— START Dataset content —
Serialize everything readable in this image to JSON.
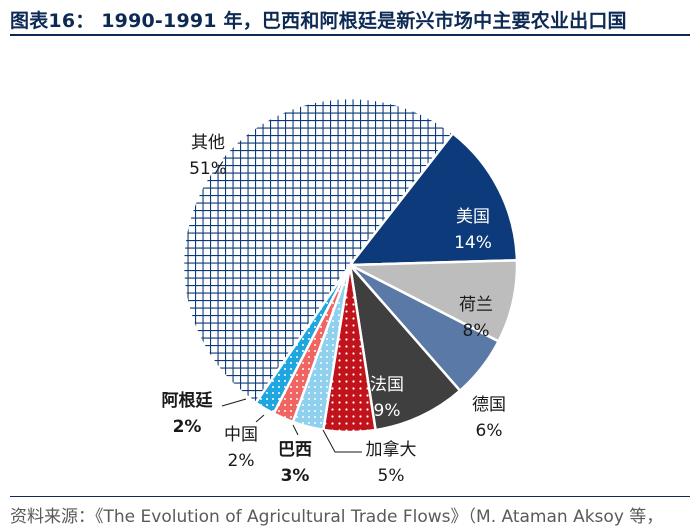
{
  "title": "图表16： 1990-1991 年，巴西和阿根廷是新兴市场中主要农业出口国",
  "source": "资料来源：《The Evolution of Agricultural Trade Flows》（M. Ataman Aksoy 等，",
  "chart_data": {
    "type": "pie",
    "title": "1990-1991 年，巴西和阿根廷是新兴市场中主要农业出口国",
    "slices": [
      {
        "label": "美国",
        "value": 14,
        "value_label": "14%",
        "color": "#0d3a7a",
        "pattern": "solid"
      },
      {
        "label": "荷兰",
        "value": 8,
        "value_label": "8%",
        "color": "#bdbdbd",
        "pattern": "solid"
      },
      {
        "label": "德国",
        "value": 6,
        "value_label": "6%",
        "color": "#5b79a6",
        "pattern": "solid"
      },
      {
        "label": "法国",
        "value": 9,
        "value_label": "9%",
        "color": "#3f3f3f",
        "pattern": "solid"
      },
      {
        "label": "加拿大",
        "value": 5,
        "value_label": "5%",
        "color": "#c0131c",
        "pattern": "dots"
      },
      {
        "label": "巴西",
        "value": 3,
        "value_label": "3%",
        "color": "#8fd0ef",
        "pattern": "dots"
      },
      {
        "label": "中国",
        "value": 2,
        "value_label": "2%",
        "color": "#f06462",
        "pattern": "dots"
      },
      {
        "label": "阿根廷",
        "value": 2,
        "value_label": "2%",
        "color": "#1fa6e0",
        "pattern": "dots"
      },
      {
        "label": "其他",
        "value": 51,
        "value_label": "51%",
        "color": "#0d3a7a",
        "pattern": "grid"
      }
    ]
  }
}
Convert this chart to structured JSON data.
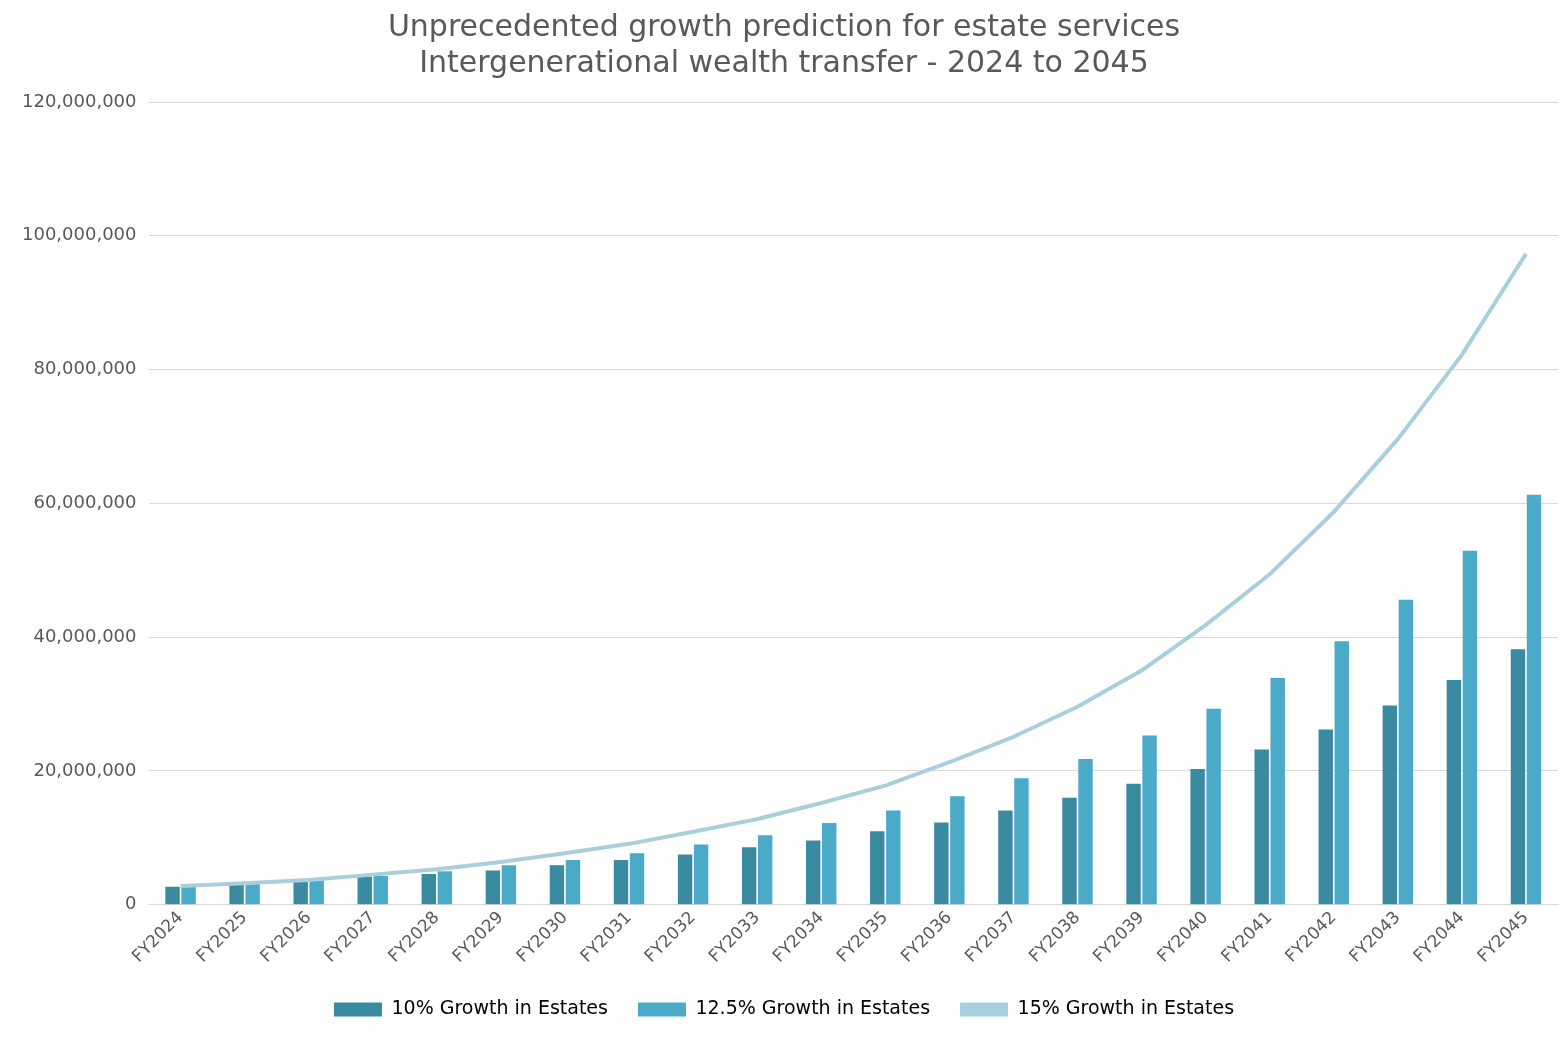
{
  "chart_data": {
    "type": "bar",
    "title": [
      "Unprecedented growth prediction for estate services",
      "Intergenerational wealth transfer - 2024 to 2045"
    ],
    "categories": [
      "FY2024",
      "FY2025",
      "FY2026",
      "FY2027",
      "FY2028",
      "FY2029",
      "FY2030",
      "FY2031",
      "FY2032",
      "FY2033",
      "FY2034",
      "FY2035",
      "FY2036",
      "FY2037",
      "FY2038",
      "FY2039",
      "FY2040",
      "FY2041",
      "FY2042",
      "FY2043",
      "FY2044",
      "FY2045"
    ],
    "series": [
      {
        "name": "10% Growth in Estates",
        "color": "#3a8aa0",
        "values": [
          2700000,
          3000000,
          3500000,
          4200000,
          4600000,
          5100000,
          5900000,
          6700000,
          7500000,
          8600000,
          9600000,
          11000000,
          12300000,
          14100000,
          16000000,
          18100000,
          20300000,
          23200000,
          26200000,
          29800000,
          33600000,
          38200000
        ]
      },
      {
        "name": "12.5% Growth in Estates",
        "color": "#4aaac8",
        "values": [
          2700000,
          3200000,
          3700000,
          4300000,
          5000000,
          5900000,
          6700000,
          7700000,
          9000000,
          10400000,
          12200000,
          14100000,
          16200000,
          18900000,
          21800000,
          25300000,
          29300000,
          33900000,
          39400000,
          45600000,
          52900000,
          61300000
        ]
      },
      {
        "name": "15% Growth in Estates",
        "type": "line",
        "color": "#a8d0dc",
        "values": [
          2800000,
          3200000,
          3700000,
          4500000,
          5300000,
          6400000,
          7700000,
          9100000,
          10900000,
          12800000,
          15200000,
          17800000,
          21300000,
          25100000,
          29600000,
          35000000,
          41800000,
          49400000,
          58700000,
          69600000,
          82200000,
          97300000
        ]
      }
    ],
    "ylim": [
      0,
      120000000
    ],
    "yticks": [
      0,
      {
        "value": 20000000,
        "label": "20,000,000"
      },
      {
        "value": 40000000,
        "label": "40,000,000"
      },
      {
        "value": 60000000,
        "label": "60,000,000"
      },
      {
        "value": 80000000,
        "label": "80,000,000"
      },
      {
        "value": 100000000,
        "label": "100,000,000"
      },
      {
        "value": 120000000,
        "label": "120,000,000"
      }
    ],
    "grid": "y",
    "legend": "bottom",
    "marker": "none"
  }
}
— END Dataset content —
# Brief:
Please list every line of the records that contains "Estates".

# The completed task:
        "name": "10% Growth in Estates",
        "name": "12.5% Growth in Estates",
        "name": "15% Growth in Estates",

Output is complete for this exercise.